**GIVEN TASK**
Go through the entries and transcribe each one exactly, dropping the pictures.

***** DATASET EXCERPTS

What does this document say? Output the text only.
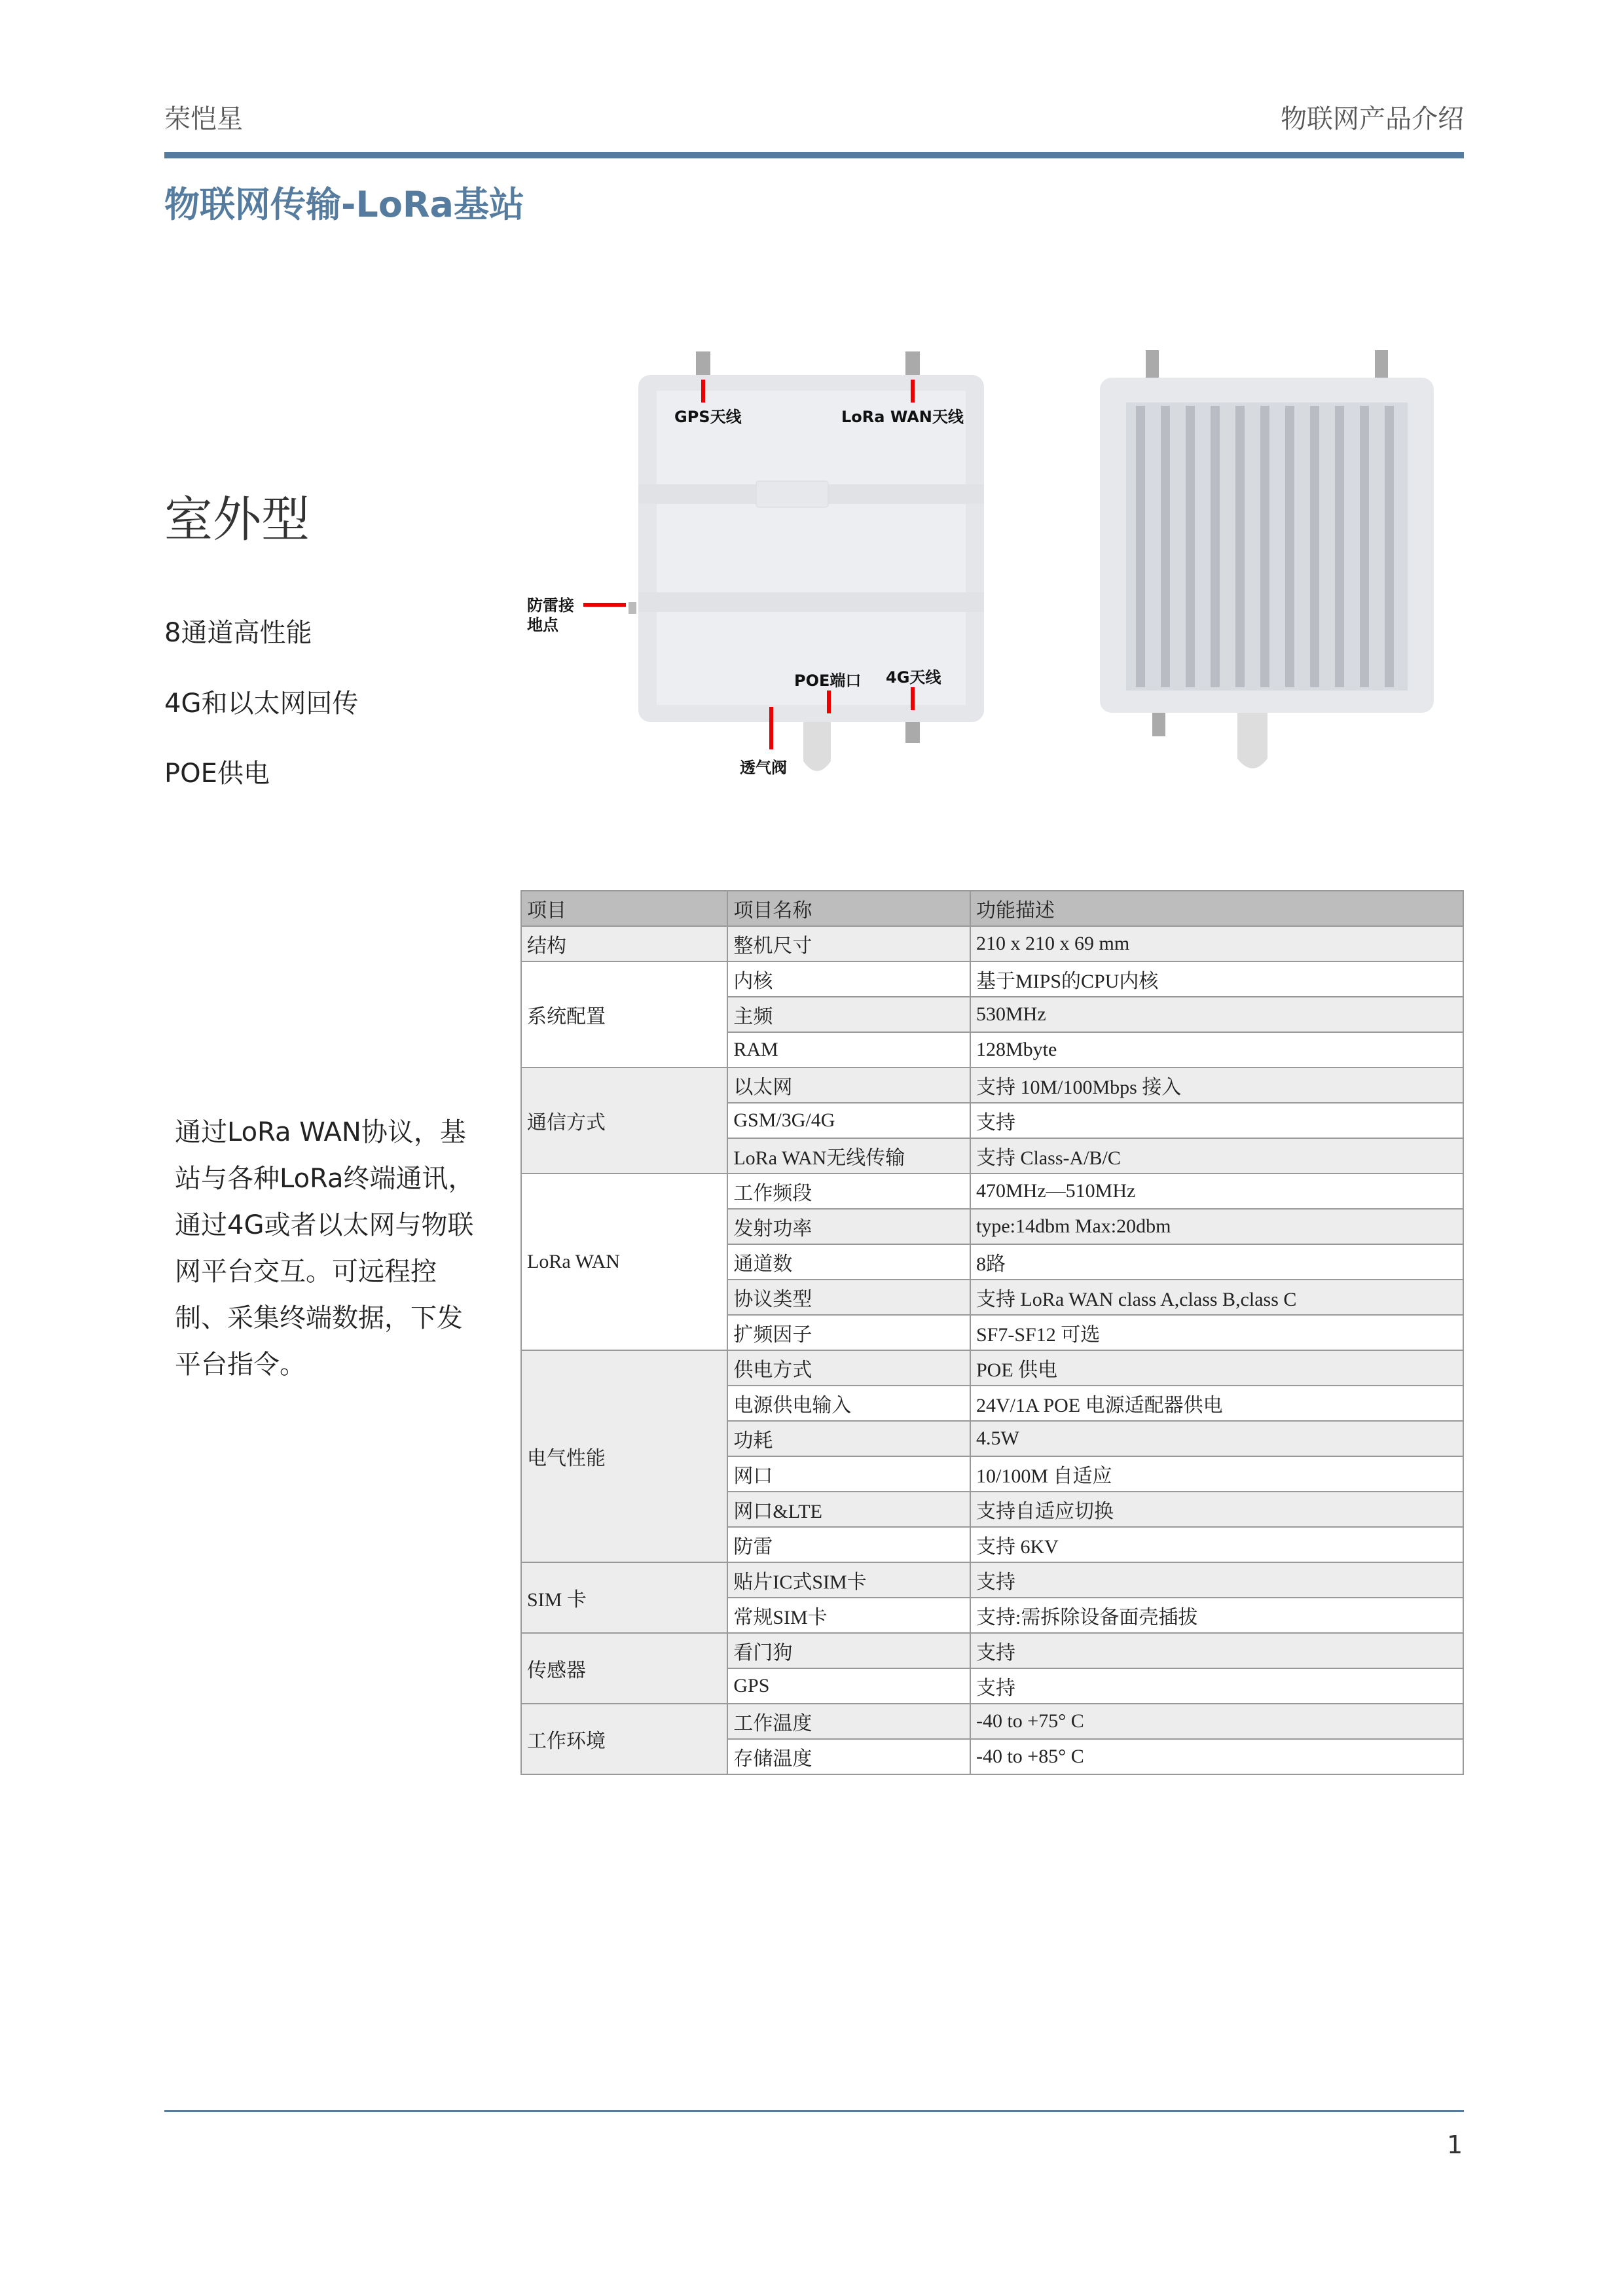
荣恺星	物联网产品介绍
物联网传输-LoRa基站
室外型
8通道高性能
4G和以太网回传
POE供电
通过LoRa WAN协议，基站与各种LoRa终端通讯，通过4G或者以太网与物联网平台交互。可远程控制、采集终端数据，下发平台指令。
GPS天线	LoRa WAN天线
防雷接地点
POE端口 4G天线
透气阀
项目	项目名称	功能描述
结构	整机尺寸	210 x 210 x 69 mm
系统配置	内核	基于MIPS的CPU内核
	主频	530MHz
	RAM	128Mbyte
通信方式	以太网	支持 10M/100Mbps 接入
	GSM/3G/4G	支持
	LoRa WAN无线传输	支持 Class-A/B/C
LoRa WAN	工作频段	470MHz—510MHz
	发射功率	type:14dbm Max:20dbm
	通道数	8路
	协议类型	支持 LoRa WAN class A,class B,class C
	扩频因子	SF7-SF12 可选
电气性能	供电方式	POE 供电
	电源供电输入	24V/1A POE 电源适配器供电
	功耗	4.5W
	网口	10/100M 自适应
	网口&LTE	支持自适应切换
	防雷	支持 6KV
SIM 卡	贴片IC式SIM卡	支持
	常规SIM卡	支持:需拆除设备面壳插拔
传感器	看门狗	支持
	GPS	支持
工作环境	工作温度	-40 to +75° C
	存储温度	-40 to +85° C
1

**********

**THE OUTPUT**
What does this document say? Output the text only.
荣恺星	物联网产品介绍
物联网传输-LoRa基站
室外型
8通道高性能
4G和以太网回传
POE供电
通过LoRa WAN协议，基站与各种LoRa终端通讯，通过4G或者以太网与物联网平台交互。可远程控制、采集终端数据，下发平台指令。
GPS天线	LoRa WAN天线
防雷接地点
POE端口 4G天线
透气阀
项目	项目名称	功能描述
结构	整机尺寸	210 x 210 x 69 mm
系统配置	内核	基于MIPS的CPU内核
	主频	530MHz
	RAM	128Mbyte
通信方式	以太网	支持 10M/100Mbps 接入
	GSM/3G/4G	支持
	LoRa WAN无线传输	支持 Class-A/B/C
LoRa WAN	工作频段	470MHz—510MHz
	发射功率	type:14dbm Max:20dbm
	通道数	8路
	协议类型	支持 LoRa WAN class A,class B,class C
	扩频因子	SF7-SF12 可选
电气性能	供电方式	POE 供电
	电源供电输入	24V/1A POE 电源适配器供电
	功耗	4.5W
	网口	10/100M 自适应
	网口&LTE	支持自适应切换
	防雷	支持 6KV
SIM 卡	贴片IC式SIM卡	支持
	常规SIM卡	支持:需拆除设备面壳插拔
传感器	看门狗	支持
	GPS	支持
工作环境	工作温度	-40 to +75° C
	存储温度	-40 to +85° C
1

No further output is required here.